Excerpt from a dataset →

# # #

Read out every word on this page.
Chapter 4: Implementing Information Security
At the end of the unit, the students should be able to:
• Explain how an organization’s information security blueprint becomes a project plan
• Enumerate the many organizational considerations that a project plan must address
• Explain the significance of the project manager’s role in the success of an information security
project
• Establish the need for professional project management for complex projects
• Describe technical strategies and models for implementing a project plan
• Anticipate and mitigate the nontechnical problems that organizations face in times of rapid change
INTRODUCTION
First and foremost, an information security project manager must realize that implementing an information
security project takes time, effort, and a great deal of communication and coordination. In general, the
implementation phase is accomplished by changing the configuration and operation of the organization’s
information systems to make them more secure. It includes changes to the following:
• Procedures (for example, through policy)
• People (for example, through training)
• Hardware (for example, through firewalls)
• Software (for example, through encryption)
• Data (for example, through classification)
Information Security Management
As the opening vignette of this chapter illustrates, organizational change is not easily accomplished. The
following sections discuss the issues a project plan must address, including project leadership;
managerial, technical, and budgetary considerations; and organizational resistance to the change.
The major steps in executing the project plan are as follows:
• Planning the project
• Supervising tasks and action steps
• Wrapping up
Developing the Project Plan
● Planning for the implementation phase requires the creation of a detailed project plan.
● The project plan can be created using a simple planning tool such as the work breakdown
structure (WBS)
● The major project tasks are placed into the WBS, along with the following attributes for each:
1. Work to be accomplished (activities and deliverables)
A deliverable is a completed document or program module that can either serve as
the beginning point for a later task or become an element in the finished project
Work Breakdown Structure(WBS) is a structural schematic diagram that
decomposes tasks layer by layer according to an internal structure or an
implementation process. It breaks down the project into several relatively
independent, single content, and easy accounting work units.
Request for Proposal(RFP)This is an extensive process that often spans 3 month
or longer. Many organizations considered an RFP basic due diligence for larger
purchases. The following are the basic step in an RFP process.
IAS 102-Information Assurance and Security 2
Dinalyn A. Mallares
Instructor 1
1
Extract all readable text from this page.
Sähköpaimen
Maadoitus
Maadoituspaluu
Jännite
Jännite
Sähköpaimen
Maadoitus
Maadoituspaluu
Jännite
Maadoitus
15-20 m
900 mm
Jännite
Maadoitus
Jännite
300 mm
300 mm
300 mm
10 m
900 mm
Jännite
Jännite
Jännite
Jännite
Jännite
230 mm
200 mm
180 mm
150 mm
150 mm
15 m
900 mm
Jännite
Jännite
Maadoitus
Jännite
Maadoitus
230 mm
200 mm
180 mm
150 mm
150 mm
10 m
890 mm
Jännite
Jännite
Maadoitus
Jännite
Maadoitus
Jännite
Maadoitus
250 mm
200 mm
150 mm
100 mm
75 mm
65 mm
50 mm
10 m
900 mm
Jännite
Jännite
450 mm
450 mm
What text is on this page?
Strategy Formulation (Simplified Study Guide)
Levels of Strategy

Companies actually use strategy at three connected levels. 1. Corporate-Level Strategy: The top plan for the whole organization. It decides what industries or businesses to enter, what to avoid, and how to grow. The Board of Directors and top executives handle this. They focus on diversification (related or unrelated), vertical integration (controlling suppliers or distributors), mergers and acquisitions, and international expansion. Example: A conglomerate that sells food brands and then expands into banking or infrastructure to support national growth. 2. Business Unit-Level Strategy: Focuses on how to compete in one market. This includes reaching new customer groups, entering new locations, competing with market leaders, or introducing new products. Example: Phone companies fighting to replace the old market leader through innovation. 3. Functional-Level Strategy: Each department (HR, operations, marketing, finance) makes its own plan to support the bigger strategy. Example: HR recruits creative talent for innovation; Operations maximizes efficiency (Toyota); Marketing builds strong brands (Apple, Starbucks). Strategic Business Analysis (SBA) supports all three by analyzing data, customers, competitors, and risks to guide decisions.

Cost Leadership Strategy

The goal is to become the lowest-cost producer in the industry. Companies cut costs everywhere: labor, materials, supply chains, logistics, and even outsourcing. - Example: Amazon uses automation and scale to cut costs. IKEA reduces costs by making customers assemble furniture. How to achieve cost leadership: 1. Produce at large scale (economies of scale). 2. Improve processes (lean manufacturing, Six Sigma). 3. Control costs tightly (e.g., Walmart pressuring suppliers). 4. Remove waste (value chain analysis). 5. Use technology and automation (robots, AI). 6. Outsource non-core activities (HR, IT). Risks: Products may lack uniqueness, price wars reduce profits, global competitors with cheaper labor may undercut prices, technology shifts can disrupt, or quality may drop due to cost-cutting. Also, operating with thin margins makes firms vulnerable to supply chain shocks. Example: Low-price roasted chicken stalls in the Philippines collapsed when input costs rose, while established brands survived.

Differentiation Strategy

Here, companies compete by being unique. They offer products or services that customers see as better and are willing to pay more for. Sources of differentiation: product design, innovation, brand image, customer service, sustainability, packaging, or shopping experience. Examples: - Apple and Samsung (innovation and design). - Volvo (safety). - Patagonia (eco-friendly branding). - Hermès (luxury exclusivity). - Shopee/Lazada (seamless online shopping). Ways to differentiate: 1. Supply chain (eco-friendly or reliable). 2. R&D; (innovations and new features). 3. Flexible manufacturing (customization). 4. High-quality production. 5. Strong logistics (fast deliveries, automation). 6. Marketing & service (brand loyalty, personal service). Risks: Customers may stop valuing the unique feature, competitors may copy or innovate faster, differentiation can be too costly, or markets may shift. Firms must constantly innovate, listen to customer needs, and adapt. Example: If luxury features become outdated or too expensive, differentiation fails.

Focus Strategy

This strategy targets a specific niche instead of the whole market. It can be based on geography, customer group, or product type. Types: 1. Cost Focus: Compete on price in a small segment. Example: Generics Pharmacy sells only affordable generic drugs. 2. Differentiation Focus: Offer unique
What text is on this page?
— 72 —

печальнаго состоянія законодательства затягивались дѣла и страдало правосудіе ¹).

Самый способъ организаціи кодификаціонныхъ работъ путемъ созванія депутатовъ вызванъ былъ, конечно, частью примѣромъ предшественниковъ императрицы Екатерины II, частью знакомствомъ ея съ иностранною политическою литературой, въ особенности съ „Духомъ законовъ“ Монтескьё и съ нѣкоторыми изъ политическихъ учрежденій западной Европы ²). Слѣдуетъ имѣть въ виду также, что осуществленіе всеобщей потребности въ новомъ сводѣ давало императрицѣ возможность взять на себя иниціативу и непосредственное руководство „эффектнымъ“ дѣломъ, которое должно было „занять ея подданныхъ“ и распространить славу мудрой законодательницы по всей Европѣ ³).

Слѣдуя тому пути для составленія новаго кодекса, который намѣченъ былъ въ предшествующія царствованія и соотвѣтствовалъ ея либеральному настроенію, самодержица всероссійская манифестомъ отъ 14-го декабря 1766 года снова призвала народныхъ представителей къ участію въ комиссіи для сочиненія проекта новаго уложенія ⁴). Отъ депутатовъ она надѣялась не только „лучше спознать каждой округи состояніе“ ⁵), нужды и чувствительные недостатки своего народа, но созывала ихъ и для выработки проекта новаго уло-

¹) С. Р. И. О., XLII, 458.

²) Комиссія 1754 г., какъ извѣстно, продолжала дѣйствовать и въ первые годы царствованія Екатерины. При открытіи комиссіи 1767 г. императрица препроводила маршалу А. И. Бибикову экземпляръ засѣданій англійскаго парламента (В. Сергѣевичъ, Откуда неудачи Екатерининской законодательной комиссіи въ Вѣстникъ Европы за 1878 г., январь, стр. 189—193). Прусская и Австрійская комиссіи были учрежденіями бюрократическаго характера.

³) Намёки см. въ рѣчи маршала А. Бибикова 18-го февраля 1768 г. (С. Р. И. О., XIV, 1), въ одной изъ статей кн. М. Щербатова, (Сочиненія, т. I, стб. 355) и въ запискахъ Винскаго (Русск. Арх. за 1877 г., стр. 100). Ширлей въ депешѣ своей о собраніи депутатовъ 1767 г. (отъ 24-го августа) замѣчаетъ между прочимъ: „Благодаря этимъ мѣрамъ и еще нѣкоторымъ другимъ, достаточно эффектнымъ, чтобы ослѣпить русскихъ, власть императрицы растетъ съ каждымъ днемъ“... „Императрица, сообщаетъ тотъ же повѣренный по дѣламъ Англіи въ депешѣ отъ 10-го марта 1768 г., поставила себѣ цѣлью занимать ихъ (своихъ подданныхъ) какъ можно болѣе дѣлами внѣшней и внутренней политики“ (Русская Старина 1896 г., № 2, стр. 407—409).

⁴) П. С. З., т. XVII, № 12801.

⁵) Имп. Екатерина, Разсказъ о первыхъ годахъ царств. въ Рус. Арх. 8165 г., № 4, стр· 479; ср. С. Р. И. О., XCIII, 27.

# # #

Problem requirements →
Search the entries for the word "Explain", then gather every line that has it.

Response →
• Explain how an organization’s information security blueprint becomes a project plan
• Explain the significance of the project manager’s role in the success of an information security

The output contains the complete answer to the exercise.